:: Aim ::
Write every record out again exactly as given.

(Raw records)
** BEGIN **

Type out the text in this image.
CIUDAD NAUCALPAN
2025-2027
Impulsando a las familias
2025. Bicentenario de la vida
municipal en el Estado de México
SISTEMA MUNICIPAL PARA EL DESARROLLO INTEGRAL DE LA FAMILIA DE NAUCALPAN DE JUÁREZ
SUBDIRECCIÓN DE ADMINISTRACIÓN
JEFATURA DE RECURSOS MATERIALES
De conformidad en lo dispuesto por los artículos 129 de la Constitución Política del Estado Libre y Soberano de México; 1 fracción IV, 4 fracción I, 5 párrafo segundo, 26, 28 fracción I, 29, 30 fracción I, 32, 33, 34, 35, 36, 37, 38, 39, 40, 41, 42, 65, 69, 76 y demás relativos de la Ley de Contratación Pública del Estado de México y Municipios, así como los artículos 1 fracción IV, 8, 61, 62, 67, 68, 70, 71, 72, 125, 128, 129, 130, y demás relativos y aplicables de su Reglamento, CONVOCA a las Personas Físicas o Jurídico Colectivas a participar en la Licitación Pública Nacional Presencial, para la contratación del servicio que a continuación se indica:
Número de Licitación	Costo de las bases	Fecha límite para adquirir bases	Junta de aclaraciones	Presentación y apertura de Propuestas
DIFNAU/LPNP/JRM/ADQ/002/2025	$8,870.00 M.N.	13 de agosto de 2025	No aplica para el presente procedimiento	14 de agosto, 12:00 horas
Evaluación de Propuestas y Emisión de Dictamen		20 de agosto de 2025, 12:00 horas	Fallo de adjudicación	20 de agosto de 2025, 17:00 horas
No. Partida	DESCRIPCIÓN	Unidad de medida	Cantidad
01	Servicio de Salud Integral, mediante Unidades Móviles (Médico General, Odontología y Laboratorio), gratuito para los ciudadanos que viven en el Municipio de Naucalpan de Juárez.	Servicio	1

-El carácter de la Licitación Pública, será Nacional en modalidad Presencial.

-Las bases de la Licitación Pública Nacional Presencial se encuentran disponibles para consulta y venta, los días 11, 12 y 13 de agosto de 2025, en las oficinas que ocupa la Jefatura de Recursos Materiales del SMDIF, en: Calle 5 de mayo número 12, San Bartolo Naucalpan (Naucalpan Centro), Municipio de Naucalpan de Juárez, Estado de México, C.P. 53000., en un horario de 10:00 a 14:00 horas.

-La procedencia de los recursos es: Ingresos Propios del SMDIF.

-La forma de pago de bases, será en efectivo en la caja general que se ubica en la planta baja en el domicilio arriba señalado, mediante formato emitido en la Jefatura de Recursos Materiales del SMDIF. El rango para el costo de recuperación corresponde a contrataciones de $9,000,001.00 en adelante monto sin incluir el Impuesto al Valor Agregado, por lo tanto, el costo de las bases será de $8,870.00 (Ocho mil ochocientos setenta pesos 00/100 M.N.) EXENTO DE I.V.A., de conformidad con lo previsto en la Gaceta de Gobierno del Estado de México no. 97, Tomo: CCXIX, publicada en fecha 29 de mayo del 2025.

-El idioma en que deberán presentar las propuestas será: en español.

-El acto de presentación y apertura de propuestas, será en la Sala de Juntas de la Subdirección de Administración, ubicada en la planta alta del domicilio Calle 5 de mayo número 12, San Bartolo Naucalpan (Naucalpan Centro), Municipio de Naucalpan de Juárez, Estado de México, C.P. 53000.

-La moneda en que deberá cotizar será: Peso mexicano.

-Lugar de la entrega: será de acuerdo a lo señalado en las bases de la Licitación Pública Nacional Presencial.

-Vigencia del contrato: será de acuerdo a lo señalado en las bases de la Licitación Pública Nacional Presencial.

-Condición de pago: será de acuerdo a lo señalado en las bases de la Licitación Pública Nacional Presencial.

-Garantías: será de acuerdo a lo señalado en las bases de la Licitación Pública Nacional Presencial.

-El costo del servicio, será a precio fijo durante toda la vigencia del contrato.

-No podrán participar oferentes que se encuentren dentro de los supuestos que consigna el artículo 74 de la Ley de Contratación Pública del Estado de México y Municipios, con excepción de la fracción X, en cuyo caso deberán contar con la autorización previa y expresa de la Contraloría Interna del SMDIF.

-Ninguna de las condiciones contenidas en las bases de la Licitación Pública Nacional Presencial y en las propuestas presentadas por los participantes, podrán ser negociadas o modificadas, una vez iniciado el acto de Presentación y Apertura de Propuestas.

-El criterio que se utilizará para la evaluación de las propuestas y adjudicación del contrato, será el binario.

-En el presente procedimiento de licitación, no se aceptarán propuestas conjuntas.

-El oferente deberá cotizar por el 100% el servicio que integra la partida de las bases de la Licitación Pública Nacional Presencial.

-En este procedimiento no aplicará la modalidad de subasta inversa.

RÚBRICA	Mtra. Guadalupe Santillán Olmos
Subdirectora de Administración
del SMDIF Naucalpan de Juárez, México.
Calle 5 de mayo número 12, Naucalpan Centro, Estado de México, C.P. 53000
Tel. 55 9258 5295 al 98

** END **

:: Exercise response ::
Type out the text in this image.
CIUDAD NAUCALPAN
2025-2027
Impulsando a las familias
2025. Bicentenario de la vida
municipal en el Estado de México
SISTEMA MUNICIPAL PARA EL DESARROLLO INTEGRAL DE LA FAMILIA DE NAUCALPAN DE JUÁREZ
SUBDIRECCIÓN DE ADMINISTRACIÓN
JEFATURA DE RECURSOS MATERIALES
De conformidad en lo dispuesto por los artículos 129 de la Constitución Política del Estado Libre y Soberano de México; 1 fracción IV, 4 fracción I, 5 párrafo segundo, 26, 28 fracción I, 29, 30 fracción I, 32, 33, 34, 35, 36, 37, 38, 39, 40, 41, 42, 65, 69, 76 y demás relativos de la Ley de Contratación Pública del Estado de México y Municipios, así como los artículos 1 fracción IV, 8, 61, 62, 67, 68, 70, 71, 72, 125, 128, 129, 130, y demás relativos y aplicables de su Reglamento, CONVOCA a las Personas Físicas o Jurídico Colectivas a participar en la Licitación Pública Nacional Presencial, para la contratación del servicio que a continuación se indica:
Número de Licitación	Costo de las bases	Fecha límite para adquirir bases	Junta de aclaraciones	Presentación y apertura de Propuestas
DIFNAU/LPNP/JRM/ADQ/002/2025	$8,870.00 M.N.	13 de agosto de 2025	No aplica para el presente procedimiento	14 de agosto, 12:00 horas
Evaluación de Propuestas y Emisión de Dictamen		20 de agosto de 2025, 12:00 horas	Fallo de adjudicación	20 de agosto de 2025, 17:00 horas
No. Partida	DESCRIPCIÓN	Unidad de medida	Cantidad
01	Servicio de Salud Integral, mediante Unidades Móviles (Médico General, Odontología y Laboratorio), gratuito para los ciudadanos que viven en el Municipio de Naucalpan de Juárez.	Servicio	1

-El carácter de la Licitación Pública, será Nacional en modalidad Presencial.

-Las bases de la Licitación Pública Nacional Presencial se encuentran disponibles para consulta y venta, los días 11, 12 y 13 de agosto de 2025, en las oficinas que ocupa la Jefatura de Recursos Materiales del SMDIF, en: Calle 5 de mayo número 12, San Bartolo Naucalpan (Naucalpan Centro), Municipio de Naucalpan de Juárez, Estado de México, C.P. 53000., en un horario de 10:00 a 14:00 horas.

-La procedencia de los recursos es: Ingresos Propios del SMDIF.

-La forma de pago de bases, será en efectivo en la caja general que se ubica en la planta baja en el domicilio arriba señalado, mediante formato emitido en la Jefatura de Recursos Materiales del SMDIF. El rango para el costo de recuperación corresponde a contrataciones de $9,000,001.00 en adelante monto sin incluir el Impuesto al Valor Agregado, por lo tanto, el costo de las bases será de $8,870.00 (Ocho mil ochocientos setenta pesos 00/100 M.N.) EXENTO DE I.V.A., de conformidad con lo previsto en la Gaceta de Gobierno del Estado de México no. 97, Tomo: CCXIX, publicada en fecha 29 de mayo del 2025.

-El idioma en que deberán presentar las propuestas será: en español.

-El acto de presentación y apertura de propuestas, será en la Sala de Juntas de la Subdirección de Administración, ubicada en la planta alta del domicilio Calle 5 de mayo número 12, San Bartolo Naucalpan (Naucalpan Centro), Municipio de Naucalpan de Juárez, Estado de México, C.P. 53000.

-La moneda en que deberá cotizar será: Peso mexicano.

-Lugar de la entrega: será de acuerdo a lo señalado en las bases de la Licitación Pública Nacional Presencial.

-Vigencia del contrato: será de acuerdo a lo señalado en las bases de la Licitación Pública Nacional Presencial.

-Condición de pago: será de acuerdo a lo señalado en las bases de la Licitación Pública Nacional Presencial.

-Garantías: será de acuerdo a lo señalado en las bases de la Licitación Pública Nacional Presencial.

-El costo del servicio, será a precio fijo durante toda la vigencia del contrato.

-No podrán participar oferentes que se encuentren dentro de los supuestos que consigna el artículo 74 de la Ley de Contratación Pública del Estado de México y Municipios, con excepción de la fracción X, en cuyo caso deberán contar con la autorización previa y expresa de la Contraloría Interna del SMDIF.

-Ninguna de las condiciones contenidas en las bases de la Licitación Pública Nacional Presencial y en las propuestas presentadas por los participantes, podrán ser negociadas o modificadas, una vez iniciado el acto de Presentación y Apertura de Propuestas.

-El criterio que se utilizará para la evaluación de las propuestas y adjudicación del contrato, será el binario.

-En el presente procedimiento de licitación, no se aceptarán propuestas conjuntas.

-El oferente deberá cotizar por el 100% el servicio que integra la partida de las bases de la Licitación Pública Nacional Presencial.

-En este procedimiento no aplicará la modalidad de subasta inversa.

RÚBRICA	Mtra. Guadalupe Santillán Olmos
Subdirectora de Administración
del SMDIF Naucalpan de Juárez, México.
Calle 5 de mayo número 12, Naucalpan Centro, Estado de México, C.P. 53000
Tel. 55 9258 5295 al 98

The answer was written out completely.